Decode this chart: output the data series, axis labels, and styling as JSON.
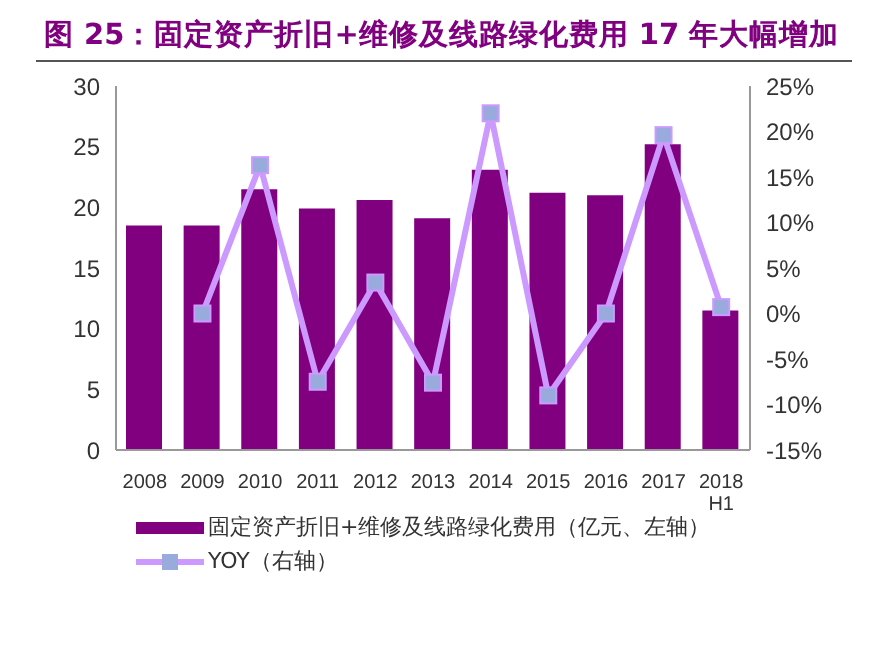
{
  "chart_data": {
    "type": "bar",
    "title": "图 25：固定资产折旧+维修及线路绿化费用 17 年大幅增加",
    "categories": [
      "2008",
      "2009",
      "2010",
      "2011",
      "2012",
      "2013",
      "2014",
      "2015",
      "2016",
      "2017",
      "2018 H1"
    ],
    "series": [
      {
        "name": "固定资产折旧+维修及线路绿化费用（亿元、左轴）",
        "color": "#800080",
        "values": [
          18.5,
          18.5,
          21.5,
          19.9,
          20.6,
          19.1,
          23.1,
          21.2,
          21.0,
          25.2,
          11.5
        ]
      },
      {
        "name": "YOY（右轴）",
        "type": "line",
        "axis": "y2",
        "color": "#cc99ff",
        "marker": "square",
        "values": [
          null,
          0,
          16.3,
          -7.5,
          3.4,
          -7.6,
          22.0,
          -9.0,
          0,
          19.6,
          0.7
        ]
      }
    ],
    "ylim": [
      0,
      30
    ],
    "yticks": [
      0,
      5,
      10,
      15,
      20,
      25,
      30
    ],
    "y2lim": [
      -15,
      25
    ],
    "y2ticks": [
      {
        "value": -15,
        "label": "-15%"
      },
      {
        "value": -10,
        "label": "-10%"
      },
      {
        "value": -5,
        "label": "-5%"
      },
      {
        "value": 0,
        "label": "0%"
      },
      {
        "value": 5,
        "label": "5%"
      },
      {
        "value": 10,
        "label": "10%"
      },
      {
        "value": 15,
        "label": "15%"
      },
      {
        "value": 20,
        "label": "20%"
      },
      {
        "value": 25,
        "label": "25%"
      }
    ],
    "grid": false,
    "legend": "bottom"
  }
}
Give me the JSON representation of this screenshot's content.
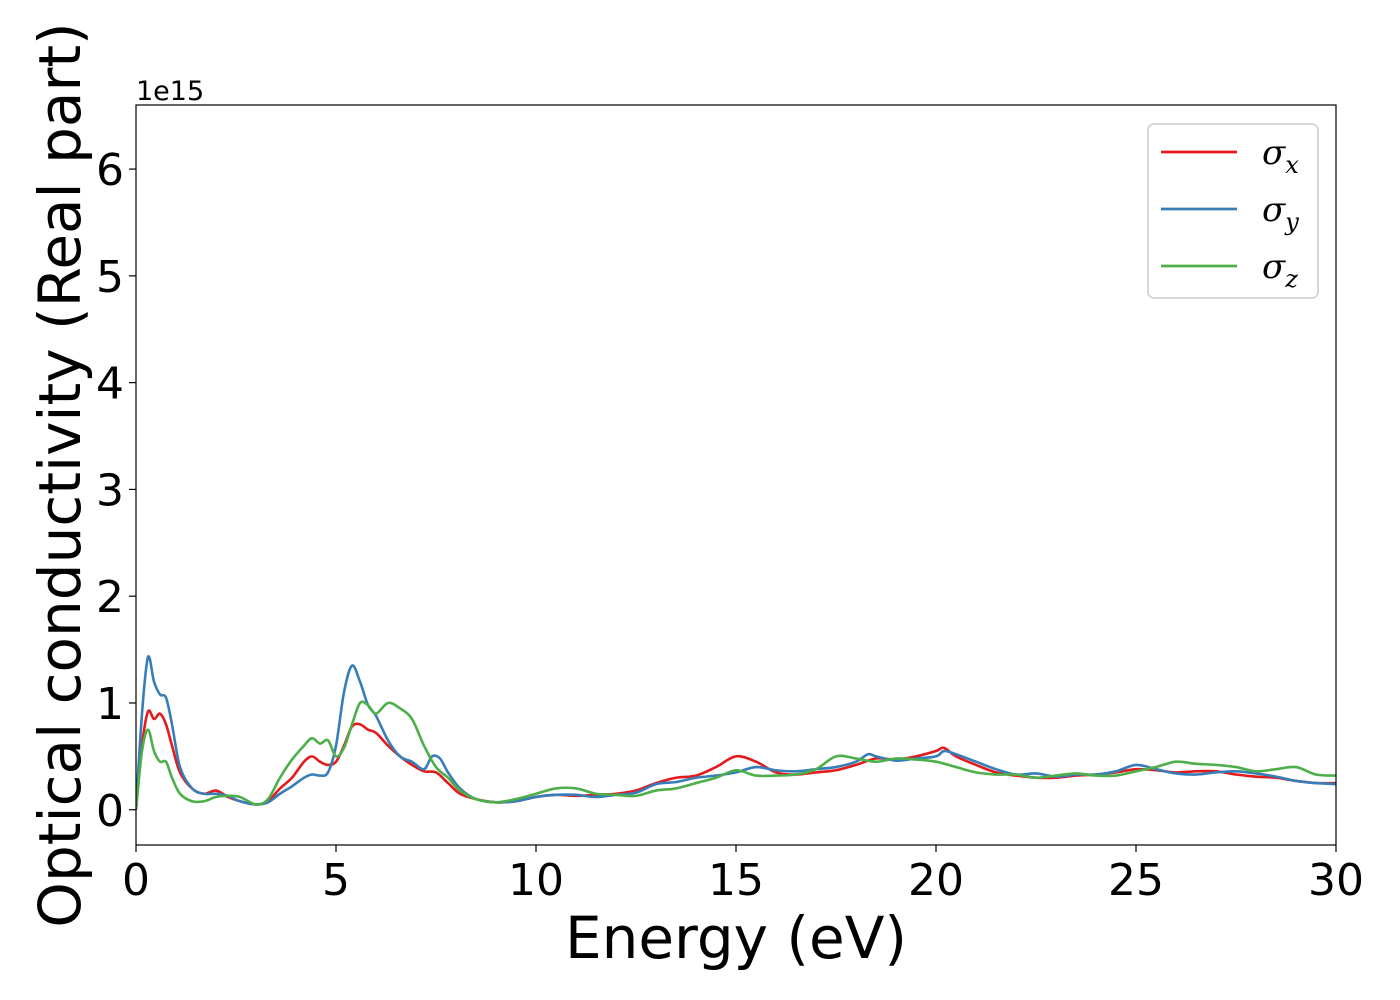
{
  "chart_data": {
    "type": "line",
    "title": "",
    "xlabel": "Energy (eV)",
    "ylabel": "Optical conductivity (Real part)",
    "y_offset_label": "1e15",
    "xlim": [
      0,
      30
    ],
    "ylim": [
      -0.33,
      6.6
    ],
    "y_scale_note": "values in units of 1e15",
    "xticks": [
      0,
      5,
      10,
      15,
      20,
      25,
      30
    ],
    "yticks": [
      0,
      1,
      2,
      3,
      4,
      5,
      6
    ],
    "grid": false,
    "legend_position": "top-right",
    "series": [
      {
        "name": "σx",
        "legend_main": "σ",
        "legend_sub": "x",
        "color": "#e41a1c",
        "x": [
          0,
          0.15,
          0.3,
          0.45,
          0.6,
          0.75,
          0.9,
          1.1,
          1.4,
          1.7,
          2.0,
          2.3,
          2.6,
          3.0,
          3.3,
          3.6,
          3.9,
          4.2,
          4.4,
          4.6,
          4.8,
          5.0,
          5.2,
          5.4,
          5.6,
          5.8,
          6.0,
          6.3,
          6.6,
          6.9,
          7.2,
          7.5,
          7.8,
          8.1,
          8.5,
          9.0,
          9.5,
          10.0,
          10.5,
          11.0,
          11.5,
          12.0,
          12.5,
          13.0,
          13.5,
          14.0,
          14.5,
          15.0,
          15.5,
          16.0,
          16.5,
          17.0,
          17.5,
          18.0,
          18.5,
          19.0,
          19.5,
          20.0,
          20.2,
          20.5,
          21.0,
          21.5,
          22.0,
          22.5,
          23.0,
          23.5,
          24.0,
          24.5,
          25.0,
          25.5,
          26.0,
          26.5,
          27.0,
          27.5,
          28.0,
          28.5,
          29.0,
          29.5,
          30.0
        ],
        "y": [
          0.0,
          0.6,
          0.92,
          0.85,
          0.9,
          0.8,
          0.6,
          0.35,
          0.2,
          0.15,
          0.18,
          0.12,
          0.08,
          0.05,
          0.08,
          0.2,
          0.3,
          0.45,
          0.5,
          0.45,
          0.42,
          0.45,
          0.6,
          0.78,
          0.8,
          0.75,
          0.72,
          0.6,
          0.5,
          0.42,
          0.36,
          0.35,
          0.25,
          0.15,
          0.1,
          0.07,
          0.08,
          0.12,
          0.14,
          0.13,
          0.14,
          0.15,
          0.18,
          0.25,
          0.3,
          0.32,
          0.4,
          0.5,
          0.45,
          0.35,
          0.33,
          0.35,
          0.37,
          0.42,
          0.48,
          0.47,
          0.5,
          0.55,
          0.58,
          0.5,
          0.42,
          0.35,
          0.32,
          0.3,
          0.3,
          0.32,
          0.33,
          0.35,
          0.38,
          0.37,
          0.35,
          0.36,
          0.36,
          0.33,
          0.31,
          0.3,
          0.27,
          0.25,
          0.25
        ]
      },
      {
        "name": "σy",
        "legend_main": "σ",
        "legend_sub": "y",
        "color": "#377eb8",
        "x": [
          0,
          0.15,
          0.3,
          0.45,
          0.6,
          0.75,
          0.9,
          1.1,
          1.4,
          1.7,
          2.0,
          2.3,
          2.6,
          3.0,
          3.3,
          3.6,
          3.9,
          4.2,
          4.4,
          4.6,
          4.8,
          5.0,
          5.2,
          5.4,
          5.6,
          5.8,
          6.0,
          6.3,
          6.6,
          6.9,
          7.2,
          7.4,
          7.6,
          7.8,
          8.1,
          8.5,
          9.0,
          9.5,
          10.0,
          10.5,
          11.0,
          11.5,
          12.0,
          12.5,
          13.0,
          13.5,
          14.0,
          14.5,
          15.0,
          15.5,
          16.0,
          16.5,
          17.0,
          17.5,
          18.0,
          18.3,
          18.5,
          19.0,
          19.5,
          20.0,
          20.2,
          20.5,
          21.0,
          21.5,
          22.0,
          22.5,
          23.0,
          23.5,
          24.0,
          24.5,
          25.0,
          25.5,
          26.0,
          26.5,
          27.0,
          27.5,
          28.0,
          28.5,
          29.0,
          29.5,
          30.0
        ],
        "y": [
          0.0,
          0.9,
          1.43,
          1.2,
          1.08,
          1.05,
          0.8,
          0.4,
          0.2,
          0.15,
          0.15,
          0.13,
          0.08,
          0.05,
          0.07,
          0.15,
          0.22,
          0.3,
          0.33,
          0.32,
          0.35,
          0.6,
          1.1,
          1.35,
          1.2,
          0.98,
          0.88,
          0.65,
          0.5,
          0.45,
          0.38,
          0.5,
          0.48,
          0.35,
          0.2,
          0.1,
          0.07,
          0.08,
          0.12,
          0.14,
          0.14,
          0.12,
          0.14,
          0.16,
          0.24,
          0.26,
          0.3,
          0.32,
          0.35,
          0.4,
          0.37,
          0.36,
          0.38,
          0.4,
          0.45,
          0.52,
          0.5,
          0.46,
          0.48,
          0.5,
          0.55,
          0.52,
          0.45,
          0.38,
          0.33,
          0.34,
          0.31,
          0.33,
          0.33,
          0.36,
          0.42,
          0.38,
          0.34,
          0.33,
          0.35,
          0.36,
          0.34,
          0.31,
          0.27,
          0.25,
          0.24
        ]
      },
      {
        "name": "σz",
        "legend_main": "σ",
        "legend_sub": "z",
        "color": "#4daf4a",
        "x": [
          0,
          0.15,
          0.3,
          0.45,
          0.6,
          0.75,
          0.9,
          1.1,
          1.4,
          1.7,
          2.0,
          2.3,
          2.6,
          3.0,
          3.3,
          3.6,
          3.9,
          4.2,
          4.4,
          4.6,
          4.8,
          5.0,
          5.2,
          5.4,
          5.6,
          5.8,
          6.0,
          6.3,
          6.6,
          6.9,
          7.2,
          7.5,
          7.8,
          8.1,
          8.5,
          9.0,
          9.5,
          10.0,
          10.5,
          11.0,
          11.5,
          12.0,
          12.5,
          13.0,
          13.5,
          14.0,
          14.5,
          15.0,
          15.5,
          16.0,
          16.5,
          17.0,
          17.5,
          18.0,
          18.5,
          19.0,
          19.5,
          20.0,
          20.5,
          21.0,
          21.5,
          22.0,
          22.5,
          23.0,
          23.5,
          24.0,
          24.5,
          25.0,
          25.5,
          26.0,
          26.5,
          27.0,
          27.5,
          28.0,
          28.5,
          29.0,
          29.5,
          30.0
        ],
        "y": [
          0.0,
          0.55,
          0.75,
          0.55,
          0.45,
          0.45,
          0.3,
          0.15,
          0.08,
          0.08,
          0.12,
          0.13,
          0.12,
          0.05,
          0.1,
          0.3,
          0.47,
          0.6,
          0.67,
          0.62,
          0.65,
          0.5,
          0.58,
          0.8,
          1.0,
          0.98,
          0.9,
          1.0,
          0.95,
          0.85,
          0.6,
          0.4,
          0.3,
          0.18,
          0.1,
          0.07,
          0.1,
          0.15,
          0.2,
          0.2,
          0.15,
          0.14,
          0.13,
          0.18,
          0.2,
          0.25,
          0.3,
          0.37,
          0.32,
          0.32,
          0.33,
          0.38,
          0.5,
          0.48,
          0.45,
          0.48,
          0.47,
          0.45,
          0.4,
          0.35,
          0.33,
          0.33,
          0.3,
          0.32,
          0.34,
          0.32,
          0.32,
          0.36,
          0.4,
          0.45,
          0.43,
          0.42,
          0.4,
          0.36,
          0.38,
          0.4,
          0.33,
          0.32
        ]
      }
    ]
  }
}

◆ ◆ ◆ ◆

WORK INSTRUCTIONS. Write out every line of the data that holds the word "维修及线路绿化费用".

COMPLETE ANSWER.
    "title": "图 25：固定资产折旧+维修及线路绿化费用 17 年大幅增加",
        "name": "固定资产折旧+维修及线路绿化费用（亿元、左轴）",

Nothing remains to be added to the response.